[START Listed entries]
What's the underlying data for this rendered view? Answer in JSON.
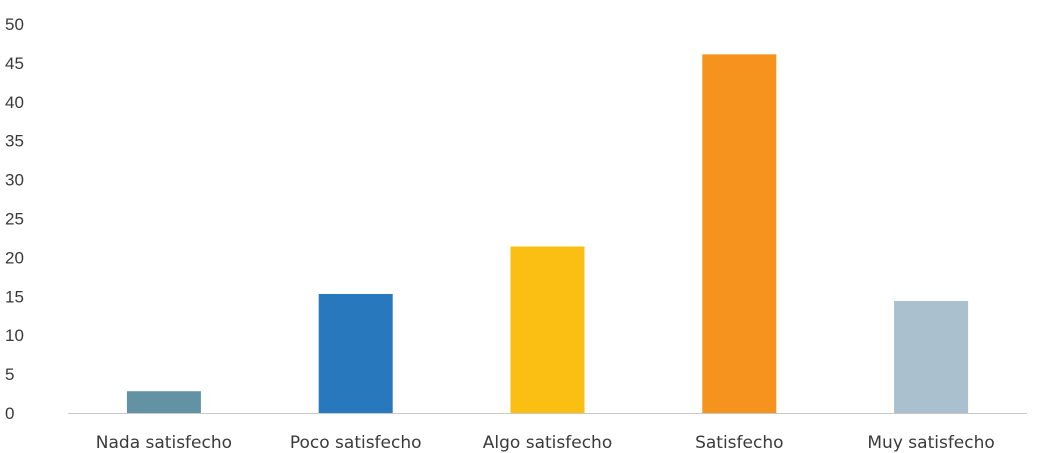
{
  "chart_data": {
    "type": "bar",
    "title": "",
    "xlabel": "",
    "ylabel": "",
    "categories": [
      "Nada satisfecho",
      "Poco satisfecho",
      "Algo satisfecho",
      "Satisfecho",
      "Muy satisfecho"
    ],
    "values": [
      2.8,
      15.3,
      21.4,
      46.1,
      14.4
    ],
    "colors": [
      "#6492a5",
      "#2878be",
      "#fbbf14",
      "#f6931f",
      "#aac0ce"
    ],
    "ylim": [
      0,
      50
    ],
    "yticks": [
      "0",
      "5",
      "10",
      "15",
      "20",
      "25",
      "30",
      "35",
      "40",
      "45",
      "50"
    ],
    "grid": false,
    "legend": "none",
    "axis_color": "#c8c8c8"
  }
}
[END Listed entries]
**Short exercise:**
What comes back should match the records exactly, minus any pictures.

**Answer to the exercise:**
What's the underlying data for this rendered view? Answer in JSON.
{
  "chart_data": {
    "type": "bar",
    "title": "",
    "xlabel": "",
    "ylabel": "",
    "categories": [
      "Nada satisfecho",
      "Poco satisfecho",
      "Algo satisfecho",
      "Satisfecho",
      "Muy satisfecho"
    ],
    "values": [
      2.8,
      15.3,
      21.4,
      46.1,
      14.4
    ],
    "colors": [
      "#6492a5",
      "#2878be",
      "#fbbf14",
      "#f6931f",
      "#aac0ce"
    ],
    "ylim": [
      0,
      50
    ],
    "yticks": [
      "0",
      "5",
      "10",
      "15",
      "20",
      "25",
      "30",
      "35",
      "40",
      "45",
      "50"
    ],
    "grid": false,
    "legend": "none",
    "axis_color": "#c8c8c8"
  }
}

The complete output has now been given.